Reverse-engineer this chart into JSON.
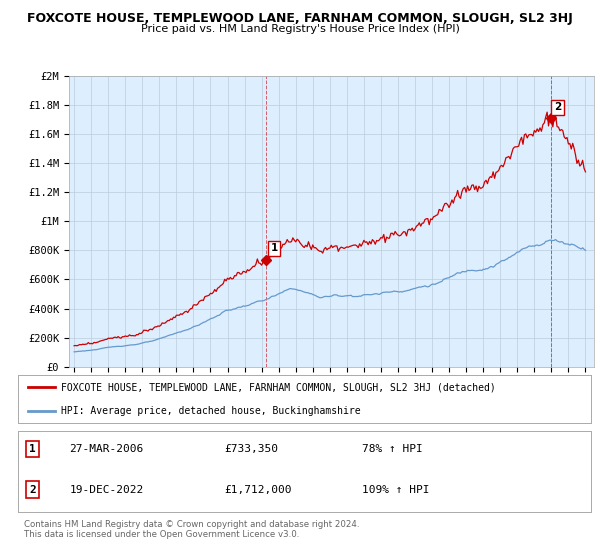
{
  "title": "FOXCOTE HOUSE, TEMPLEWOOD LANE, FARNHAM COMMON, SLOUGH, SL2 3HJ",
  "subtitle": "Price paid vs. HM Land Registry's House Price Index (HPI)",
  "ylim": [
    0,
    2000000
  ],
  "yticks": [
    0,
    200000,
    400000,
    600000,
    800000,
    1000000,
    1200000,
    1400000,
    1600000,
    1800000,
    2000000
  ],
  "ytick_labels": [
    "£0",
    "£200K",
    "£400K",
    "£600K",
    "£800K",
    "£1M",
    "£1.2M",
    "£1.4M",
    "£1.6M",
    "£1.8M",
    "£2M"
  ],
  "sale1_date": 2006.23,
  "sale1_price": 733350,
  "sale2_date": 2022.97,
  "sale2_price": 1712000,
  "house_color": "#cc0000",
  "hpi_color": "#6699cc",
  "chart_bg": "#ddeeff",
  "background_color": "#ffffff",
  "grid_color": "#bbccdd",
  "legend_house": "FOXCOTE HOUSE, TEMPLEWOOD LANE, FARNHAM COMMON, SLOUGH, SL2 3HJ (detached)",
  "legend_hpi": "HPI: Average price, detached house, Buckinghamshire",
  "note1_date": "27-MAR-2006",
  "note1_price": "£733,350",
  "note1_hpi": "78% ↑ HPI",
  "note2_date": "19-DEC-2022",
  "note2_price": "£1,712,000",
  "note2_hpi": "109% ↑ HPI",
  "footer": "Contains HM Land Registry data © Crown copyright and database right 2024.\nThis data is licensed under the Open Government Licence v3.0."
}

__________________________________________________

Copy the listing exactly. Any image in it stays out of the copy.

▶ _WORKED SOLUTION_:
Reverse-engineer this chart into JSON.
{
  "title": "FOXCOTE HOUSE, TEMPLEWOOD LANE, FARNHAM COMMON, SLOUGH, SL2 3HJ",
  "subtitle": "Price paid vs. HM Land Registry's House Price Index (HPI)",
  "ylim": [
    0,
    2000000
  ],
  "yticks": [
    0,
    200000,
    400000,
    600000,
    800000,
    1000000,
    1200000,
    1400000,
    1600000,
    1800000,
    2000000
  ],
  "ytick_labels": [
    "£0",
    "£200K",
    "£400K",
    "£600K",
    "£800K",
    "£1M",
    "£1.2M",
    "£1.4M",
    "£1.6M",
    "£1.8M",
    "£2M"
  ],
  "sale1_date": 2006.23,
  "sale1_price": 733350,
  "sale2_date": 2022.97,
  "sale2_price": 1712000,
  "house_color": "#cc0000",
  "hpi_color": "#6699cc",
  "chart_bg": "#ddeeff",
  "background_color": "#ffffff",
  "grid_color": "#bbccdd",
  "legend_house": "FOXCOTE HOUSE, TEMPLEWOOD LANE, FARNHAM COMMON, SLOUGH, SL2 3HJ (detached)",
  "legend_hpi": "HPI: Average price, detached house, Buckinghamshire",
  "note1_date": "27-MAR-2006",
  "note1_price": "£733,350",
  "note1_hpi": "78% ↑ HPI",
  "note2_date": "19-DEC-2022",
  "note2_price": "£1,712,000",
  "note2_hpi": "109% ↑ HPI",
  "footer": "Contains HM Land Registry data © Crown copyright and database right 2024.\nThis data is licensed under the Open Government Licence v3.0."
}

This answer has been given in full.